##### DATA FOR THIS TASK

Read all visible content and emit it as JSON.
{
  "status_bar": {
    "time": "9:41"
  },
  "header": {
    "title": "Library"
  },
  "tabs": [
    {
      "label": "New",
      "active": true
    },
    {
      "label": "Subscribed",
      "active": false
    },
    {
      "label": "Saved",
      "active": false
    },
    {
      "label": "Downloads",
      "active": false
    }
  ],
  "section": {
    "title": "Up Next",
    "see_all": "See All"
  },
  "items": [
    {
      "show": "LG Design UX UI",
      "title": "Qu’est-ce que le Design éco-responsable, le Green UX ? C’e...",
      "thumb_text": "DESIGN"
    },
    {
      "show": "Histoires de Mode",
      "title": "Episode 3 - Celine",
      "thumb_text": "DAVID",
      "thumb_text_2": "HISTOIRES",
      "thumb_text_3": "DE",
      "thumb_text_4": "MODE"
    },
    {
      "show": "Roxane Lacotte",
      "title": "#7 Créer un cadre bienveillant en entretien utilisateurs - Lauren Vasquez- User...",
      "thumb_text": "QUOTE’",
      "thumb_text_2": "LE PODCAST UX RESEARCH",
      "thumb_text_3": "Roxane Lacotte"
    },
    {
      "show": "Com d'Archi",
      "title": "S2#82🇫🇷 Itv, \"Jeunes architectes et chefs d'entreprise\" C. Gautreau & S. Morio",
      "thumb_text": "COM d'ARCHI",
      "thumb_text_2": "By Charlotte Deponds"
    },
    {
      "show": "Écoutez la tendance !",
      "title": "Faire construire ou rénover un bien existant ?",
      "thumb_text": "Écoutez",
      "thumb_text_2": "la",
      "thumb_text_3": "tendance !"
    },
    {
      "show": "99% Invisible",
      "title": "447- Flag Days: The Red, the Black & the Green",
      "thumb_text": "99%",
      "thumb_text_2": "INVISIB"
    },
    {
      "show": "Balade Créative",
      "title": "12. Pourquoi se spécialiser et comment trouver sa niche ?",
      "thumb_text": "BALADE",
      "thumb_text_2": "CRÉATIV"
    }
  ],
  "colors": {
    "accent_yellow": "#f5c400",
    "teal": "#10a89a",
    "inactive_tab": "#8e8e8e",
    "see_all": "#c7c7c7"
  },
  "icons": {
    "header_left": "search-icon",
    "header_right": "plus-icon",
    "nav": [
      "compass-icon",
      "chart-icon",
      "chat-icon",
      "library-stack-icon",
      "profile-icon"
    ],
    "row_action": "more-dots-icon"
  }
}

##########

Select and copy every line from the records that includes the word "Roxane".

▶ [SOLUTION]:
      "show": "Roxane Lacotte",
      "thumb_text_3": "Roxane Lacotte"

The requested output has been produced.